──────── Provided passage

Stackable cart assembly

A stacking member for stacking one hamper cart on another hamper cart is provided that is easily installed, removed, and stored nested with other like stacking members. The stacking member is strong, yet relatively light weight, and functions, among other things, (1) to distribute the weight of the stacked cart evenly and to a major portion of the length of each sides and ends of the upper frame of the supporting cart, (2) index itself for quick installation in the proper position on the upper frame of the supporting cart, (3) orient and index the supported cart on the stacking member, (4) secure the stacked cart on the stacking member to prevent sliding or movement during transport by pinching or gripping the shifting, fixed axis center caster wheels, and (5) allow imprecise transverse placement of the stacked cart on the stacking member.

FIELD OF INVENTION 
The present invention relates to stackable cart assemblies and, more 
particularly, to stackable carts and devices facilitating the stacking one 
cart on to another for transportation or storage of the stacked cart 
assemblage. As used herein the term cart includes wheeled hampers, hamper 
trucks, rod type hand trucks or other similar wheeled carts. The terms 
stacked cart and supporting cart refer to the upper and lower carts, 
respectively, of an assembled stack. 
BACKGROUND 
Carts comprising a lower frame and a top frame connected by a series of 
upstanding flexible resilient metal rods with a vinyl or canvas lining 
have become popular for a variety of applications primarily because of 
these carts low manufacturing costs and strength-to-weight benefits. 
Recent advancements, such as those disclosed U.S. Pat. No. 5,611,554, 
issued Mar. 18, 1997, entitled "Cart", and owned by the same assignee 
hereof, include increased strength and rigidity for these types of carts. 
These improvements have increased the number of different applications to 
which these carts may be used. One application includes the long distance 
transportation of certain scrap goods such as recycled fiber products. 
Typically a large number of these carts, each filled with several hundred 
pounds of scrap materials are rolled into a truck for transport to another 
location. Although the floor of the truck can be almost completely covered 
with carts, only one layer of these carts is transported. Accordingly, the 
majority of space within the truck is free space which increases the 
shipping costs, fuel, and labor on a per unit cart basis. 
Similarly, conventional carts must be stored or moved about individually, 
which also wastes vertical space in a warehouse or work area, makes it 
economically impractical to use a fork lift to move an individual cart, 
and requires two trips to move two carts which increases labor costs. 
Accordingly, a need exists for an assembly that enables two or more carts 
to be vertically but stacked securely and quickly to prevent shifting or 
damage during transport. 
SUMMARY OF EXEMPLARY EMBODIMENT OF THE PRESENT INVENTION 
An exemplary assembly, according to the principles of the present 
invention, includes a cart that includes side and end structures that can 
support a predetermined load that is several times the weight of 
anticipated two stacked and fully loaded carts.

────────────────

Things to do:
1) Please repeat the stackable cart passage from "Recent advancements, such" up to and including "recycled fiber products.".
2) In the stackable cart passage, what patent number is given for the earlier cart improvements?
3) Pick up the stackable cart passage after its final sentence and keep writing it.

──────── Extracted material

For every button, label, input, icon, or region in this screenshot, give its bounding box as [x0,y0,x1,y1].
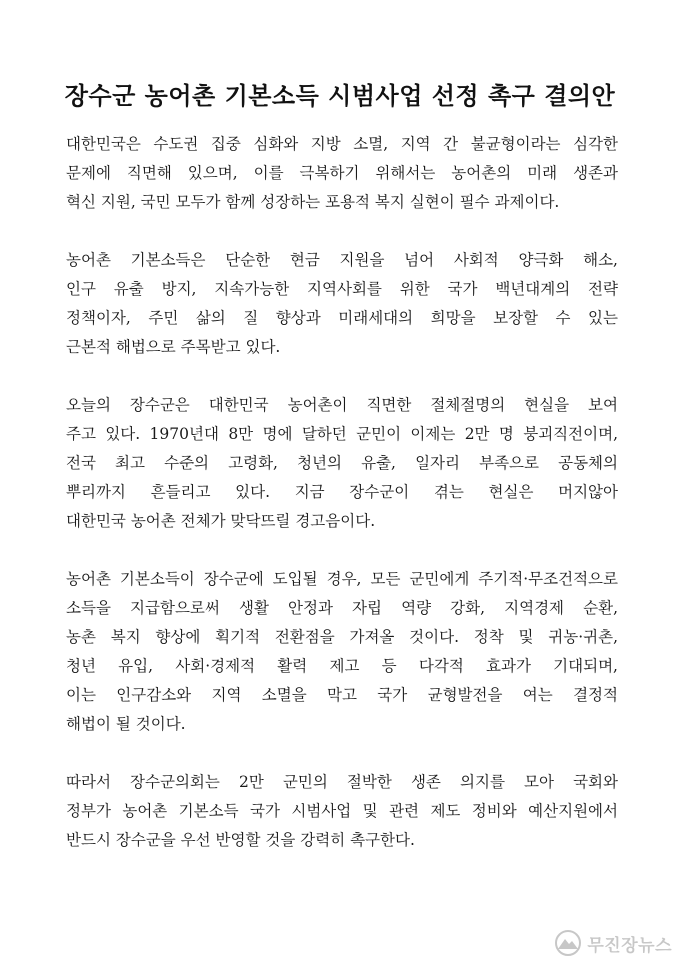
paragraph-line: 청년 유입, 사회·경제적 활력 제고 등 다각적 효과가 기대되며, [66,657,618,675]
paragraph-line: 뿌리까지 흔들리고 있다. 지금 장수군이 겪는 현실은 머지않아 [66,483,618,501]
paragraph-line: 정부가 농어촌 기본소득 국가 시범사업 및 관련 제도 정비와 예산지원에서 [66,802,618,820]
paragraph-line: 주고 있다. 1970년대 8만 명에 달하던 군민이 이제는 2만 명 붕괴직전이며, [66,425,618,443]
paragraph-line: 인구 유출 방지, 지속가능한 지역사회를 위한 국가 백년대계의 전략 [66,280,618,298]
paragraph-line: 소득을 지급함으로써 생활 안정과 자립 역량 강화, 지역경제 순환, [66,599,618,617]
news-watermark [553,930,672,956]
paragraph-3 [66,391,618,536]
paragraph-5 [66,768,618,855]
paragraph-line: 대한민국은 수도권 집중 심화와 지방 소멸, 지역 간 불균형이라는 심각한 [66,135,618,153]
paragraph-line: 대한민국 농어촌 전체가 맞닥뜨릴 경고음이다. [66,512,376,530]
mountain-logo-icon [553,930,583,956]
watermark-text: 무진장뉴스 [587,935,672,956]
document-body [66,130,618,884]
paragraph-line: 오늘의 장수군은 대한민국 농어촌이 직면한 절체절명의 현실을 보여 [66,396,618,414]
paragraph-1 [66,130,618,217]
paragraph-line: 이는 인구감소와 지역 소멸을 막고 국가 균형발전을 여는 결정적 [66,686,618,704]
document-title: 장수군 농어촌 기본소득 시범사업 선정 촉구 결의안 [64,82,616,110]
paragraph-2 [66,246,618,362]
paragraph-line: 전국 최고 수준의 고령화, 청년의 유출, 일자리 부족으로 공동체의 [66,454,618,472]
paragraph-4 [66,565,618,739]
paragraph-line: 농촌 복지 향상에 획기적 전환점을 가져올 것이다. 정착 및 귀농·귀촌, [66,628,618,646]
paragraph-line: 반드시 장수군을 우선 반영할 것을 강력히 촉구한다. [66,831,415,849]
paragraph-line: 문제에 직면해 있으며, 이를 극복하기 위해서는 농어촌의 미래 생존과 [66,164,618,182]
paragraph-line: 따라서 장수군의회는 2만 군민의 절박한 생존 의지를 모아 국회와 [66,773,618,791]
paragraph-line: 정책이자, 주민 삶의 질 향상과 미래세대의 희망을 보장할 수 있는 [66,309,618,327]
paragraph-line: 농어촌 기본소득이 장수군에 도입될 경우, 모든 군민에게 주기적·무조건적으로 [66,570,618,588]
paragraph-line: 혁신 지원, 국민 모두가 함께 성장하는 포용적 복지 실현이 필수 과제이다. [66,193,560,211]
paragraph-line: 농어촌 기본소득은 단순한 현금 지원을 넘어 사회적 양극화 해소, [66,251,618,269]
paragraph-line: 해법이 될 것이다. [66,715,186,733]
paragraph-line: 근본적 해법으로 주목받고 있다. [66,338,281,356]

────────────────

Responses:
1)
Recent advancements, such as those disclosed U.S. Pat. No. 5,611,554, 
issued Mar. 18, 1997, entitled "Cart", and owned by the same assignee 
hereof, include increased strength and rigidity for these types of carts. 
These improvements have increased the number of different applications to 
which these carts may be used. One application includes the long distance 
transportation of certain scrap goods such as recycled fiber products.

2) U.S. Pat. No. 5,611,554

3)
According to one aspect of the present invention, a stacking member is 
provided that is easily installed, removed, and stored nested with other 
like stacking members. The stacking member is strong, yet relatively light 
weight, and functions, among other things, (1) to distribute the weight of 
the stacked cart evenly and to a major portion of the length of each side 
and end portions of the upper frame of the supporting cart, (2) index 
itself in the proper position on the upper frame of the supporting cart, 
(3) orient and index the supported cart on the stacking member, (4) secure 
the stacked cart on the stacking member to prevent shifting, sliding or 
movement during transport, and (5) allow imprecise transverse placement of 
the stacked cart on the stacking member. 
In one example, the stacking member includes a number of strengthening 
members, preferably box tubes, angle irons, and flat corner plates and 
longitudinal mid-length plates welded together. The corner plates support 
the corner casters of the cart above and the mid-length plates locate 
under the fixed axis center wheels of the cart above. The thickness of the 
corner plates is selected so that the weight of the loaded upper cart is 
distributed to the end casters and center casters of the stacked upper 
cart.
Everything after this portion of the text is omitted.